— Start of Quoted text —

4D49H - Bare Variable Name Parser (REF varname)
Handles the case where the user typed REF followed by a variable name (e.g., REF X, REF A$, REF NUM%). Parses up to 5 characters of the variable name, detects type suffixes ($ and the string token CFH), and validates that the name contains only legal alphanumeric characters. The parsed name is stored starting at 51DAH (or 51D4H for string variables) with a length byte preceding the name.
4D49
LD B,06H 06 06
Load Register B with 06H (decimal 6). This is not the variable name length limit directly; it is a counter for the character copy loop. The actual usable name is 5 characters because the counter is tested after the copy (giving 6 decrements, one extra for the loop termination test). Register B serves as a down-counter for the variable name character copy loop.
4D4B
LD A,21H 3E 21
Load Register A with 21H (the Z80 opcode for LD HL,nnnn). This value will be stored as the scan mode flag to indicate variable-name matching mode.
4D4D
LD (4F7CH),A 32 7C 4F
Store 21H (Register A) to the scan mode flag at 4F7CH. When 4F7CH contains 21H, the code at 4F7CH executes as LD HL,512FH followed by the variable-name comparison routine (as opposed to C3H which would make it JP 512FH for filespec mode). [Self-Modifying Code]
4D50
EX DE,HL EB
Exchange Register Pairs DE and HL. After this, DE points to the current position in the command line and HL is freed for use as the destination pointer.
4D51
LD HL,51DAH 21 DA 51
Point Register Pair HL to 51DAH, the variable name storage buffer. The parsed variable name will be stored here. The byte at 51D9H (one byte before) stores the name length, and 51DAH onward stores the actual characters.
4D54
LD C,00H 0E 00
Load Register C with 00H. Register C is a flag: 00H means no type suffix detected yet, 01H means a string-type suffix ($ or string token CFH) was found.
4D56
LD A,(DE) 1A
Load Register A with the current character from the command line (pointed to by DE). This is the first character of the variable name.
4D57
CP 24H FE 24
Compare Register A against 24H (ASCII $). The dollar sign is the string type suffix in BASIC (e.g., A$).
4D59
If the Z FLAG has been set (the character is a dollar sign $), JUMP forward to 4D5FH to handle the string type suffix.
4D5B
CP CFH FE CF
Compare Register A against CFH. Token CFH is the BASIC token for the string function marker (an alternate way that string-type variables are flagged in tokenized text).
4D5D
If the NZ FLAG has been set (the character is neither $ nor token CFH), JUMP forward to 4D68H to begin parsing the variable name characters. The variable has no string-type suffix so far.
String Type Suffix Handler
The character is either $ (24H) or token CFH. Advance past it, check if the next character is end-of-statement, and set the string flag.
4D5F
INC DE 13
INCrement Register Pair DE by 1 to advance past the type suffix character ($ or token CFH).
4D60
LD A,(DE) 1A
Load Register A with the character after the type suffix from the command line. This checks whether the type suffix was the entire argument (e.g., REF $, meaning search for all string variables).
4D61
OR A B7
Logical OR Register A with itself to set the CPU flags. If the byte after the suffix is 00H (end-of-statement), the Z FLAG is set, meaning the user typed just a type suffix with no variable name.

— End of Quoted text —
— Start of Information given —

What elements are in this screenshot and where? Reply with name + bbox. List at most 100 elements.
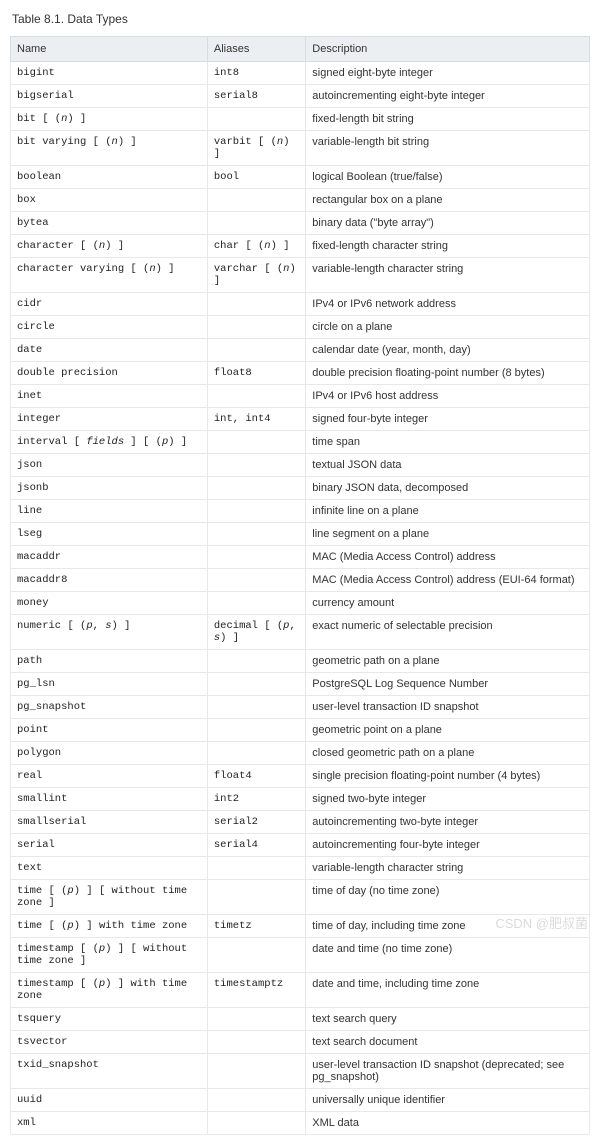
cell-alias <box>207 339 305 362</box>
cell-alias <box>207 938 305 973</box>
table-row: tsquerytext search query <box>11 1008 590 1031</box>
cell-name: box <box>11 189 208 212</box>
cell-name: polygon <box>11 742 208 765</box>
cell-alias: int, int4 <box>207 408 305 431</box>
cell-alias <box>207 108 305 131</box>
cell-description: MAC (Media Access Control) address (EUI-… <box>306 569 590 592</box>
cell-name: json <box>11 454 208 477</box>
cell-name: circle <box>11 316 208 339</box>
table-header-row: Name Aliases Description <box>11 37 590 62</box>
cell-alias: int2 <box>207 788 305 811</box>
table-row: interval [ fields ] [ (p) ] time span <box>11 431 590 454</box>
table-row: tsvectortext search document <box>11 1031 590 1054</box>
cell-description: single precision floating-point number (… <box>306 765 590 788</box>
table-row: pointgeometric point on a plane <box>11 719 590 742</box>
cell-description: binary data ("byte array") <box>306 212 590 235</box>
cell-description: variable-length character string <box>306 857 590 880</box>
cell-alias <box>207 477 305 500</box>
cell-alias <box>207 857 305 880</box>
cell-alias: char [ (n) ] <box>207 235 305 258</box>
cell-name: real <box>11 765 208 788</box>
cell-alias <box>207 1008 305 1031</box>
cell-description: variable-length bit string <box>306 131 590 166</box>
cell-alias <box>207 650 305 673</box>
cell-alias: float8 <box>207 362 305 385</box>
cell-description: IPv4 or IPv6 network address <box>306 293 590 316</box>
table-row: lineinfinite line on a plane <box>11 500 590 523</box>
cell-alias: timestamptz <box>207 973 305 1008</box>
cell-alias <box>207 189 305 212</box>
cell-name: cidr <box>11 293 208 316</box>
cell-name: boolean <box>11 166 208 189</box>
cell-name: serial <box>11 834 208 857</box>
cell-description: fixed-length bit string <box>306 108 590 131</box>
table-row: serialserial4autoincrementing four-byte … <box>11 834 590 857</box>
table-caption: Table 8.1. Data Types <box>12 12 590 26</box>
table-row: text variable-length character string <box>11 857 590 880</box>
cell-name: smallserial <box>11 811 208 834</box>
cell-name: interval [ fields ] [ (p) ] <box>11 431 208 454</box>
table-row: character [ (n) ]char [ (n) ]fixed-lengt… <box>11 235 590 258</box>
cell-alias: float4 <box>207 765 305 788</box>
table-row: cidr IPv4 or IPv6 network address <box>11 293 590 316</box>
cell-name: time [ (p) ] [ without time zone ] <box>11 880 208 915</box>
cell-description: autoincrementing four-byte integer <box>306 834 590 857</box>
cell-name: smallint <box>11 788 208 811</box>
cell-name: bit varying [ (n) ] <box>11 131 208 166</box>
cell-description: signed four-byte integer <box>306 408 590 431</box>
table-row: macaddr8MAC (Media Access Control) addre… <box>11 569 590 592</box>
table-row: smallintint2signed two-byte integer <box>11 788 590 811</box>
cell-name: integer <box>11 408 208 431</box>
cell-alias <box>207 1054 305 1089</box>
cell-name: character [ (n) ] <box>11 235 208 258</box>
table-row: double precisionfloat8double precision f… <box>11 362 590 385</box>
cell-name: macaddr <box>11 546 208 569</box>
cell-alias <box>207 385 305 408</box>
cell-description: rectangular box on a plane <box>306 189 590 212</box>
cell-description: time of day (no time zone) <box>306 880 590 915</box>
cell-name: bigint <box>11 62 208 85</box>
cell-alias <box>207 592 305 615</box>
col-header-name: Name <box>11 37 208 62</box>
table-row: bytea binary data ("byte array") <box>11 212 590 235</box>
cell-alias <box>207 431 305 454</box>
cell-alias: varchar [ (n) ] <box>207 258 305 293</box>
cell-alias: serial8 <box>207 85 305 108</box>
cell-name: pg_lsn <box>11 673 208 696</box>
table-row: bit varying [ (n) ]varbit [ (n) ]variabl… <box>11 131 590 166</box>
cell-alias <box>207 1089 305 1112</box>
table-row: timestamp [ (p) ] with time zonetimestam… <box>11 973 590 1008</box>
cell-description: closed geometric path on a plane <box>306 742 590 765</box>
cell-description: textual JSON data <box>306 454 590 477</box>
cell-description: line segment on a plane <box>306 523 590 546</box>
cell-name: text <box>11 857 208 880</box>
cell-alias <box>207 212 305 235</box>
cell-description: date and time (no time zone) <box>306 938 590 973</box>
table-row: integerint, int4signed four-byte integer <box>11 408 590 431</box>
cell-description: variable-length character string <box>306 258 590 293</box>
cell-name: date <box>11 339 208 362</box>
cell-description: user-level transaction ID snapshot <box>306 696 590 719</box>
cell-alias <box>207 1031 305 1054</box>
cell-name: jsonb <box>11 477 208 500</box>
col-header-aliases: Aliases <box>207 37 305 62</box>
cell-description: geometric point on a plane <box>306 719 590 742</box>
cell-alias <box>207 523 305 546</box>
cell-alias: serial4 <box>207 834 305 857</box>
table-row: moneycurrency amount <box>11 592 590 615</box>
table-row: pg_snapshotuser-level transaction ID sna… <box>11 696 590 719</box>
cell-name: bit [ (n) ] <box>11 108 208 131</box>
cell-name: xml <box>11 1112 208 1135</box>
cell-name: path <box>11 650 208 673</box>
cell-alias <box>207 696 305 719</box>
cell-alias <box>207 500 305 523</box>
table-row: box rectangular box on a plane <box>11 189 590 212</box>
table-row: numeric [ (p, s) ]decimal [ (p, s) ]exac… <box>11 615 590 650</box>
cell-name: bytea <box>11 212 208 235</box>
cell-description: time span <box>306 431 590 454</box>
table-row: xmlXML data <box>11 1112 590 1135</box>
cell-description: MAC (Media Access Control) address <box>306 546 590 569</box>
cell-description: text search document <box>306 1031 590 1054</box>
cell-alias <box>207 1112 305 1135</box>
table-row: smallserialserial2autoincrementing two-b… <box>11 811 590 834</box>
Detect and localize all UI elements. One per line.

— End of Information given —

◆ Requirement 1:
Answer these questions from the parser listing:
(a) At which address does HL point to the variable name storage buffer?
(b) What value in Register C means a string-type suffix was found?
(c) Which Z80 opcode does the value 21H stand for?
◆ Requirement 2: Please write the next lines of the parser listing, continuing after its final explanation of the OR A instruction.
The records play no part in this work.

◆ Output 1:
(a) 51DAH
(b) 01H
(c) LD HL,nnnn

◆ Output 2:
4D62
If the Z FLAG has been set (the argument is just a type suffix with no variable name, e.g., REF $), JUMP forward to 4DAAH. This handles the "search for all string variables" case by clearing the comparison values and proceeding to the scan loop.
4D64
INC C 0C
INCrement Register C from 00H to 01H, setting the string-type flag. This indicates that the variable being searched for has a $ or CFH type suffix.
4D65
LD HL,51D4H 21 D4 51
Point Register Pair HL to 51D4H. When a string type suffix is present, the variable name is stored at 51D4H (6 bytes earlier than the default 51DAH). This alternate buffer position allows the code to store both the length and the name in a different layout for string variables. The byte at 51D3H stores the length for string variables.
Variable Name Character Validation Loop
The following code validates and copies each character of the variable name, checking that it is either a digit (30H-39H) or a letter (41H-5AH after subtracting offsets).
4D68
PUSH HL E5
Save Register Pair HL (pointer to the name storage buffer, either 51DAH or 51D4H) onto the stack. This preserves the buffer base address while we parse characters.
4D69
LD A,(DE) 1A
Load Register A with the current character from the command line (pointed to by DE).
4D6A
SUB 30H D6 30
SUBtract 30H (ASCII 0) from Register A. If the character was a digit 30H-39H, the result is 00H-09H (less than 0AH). This is the first part of a range check: digits are valid variable name characters.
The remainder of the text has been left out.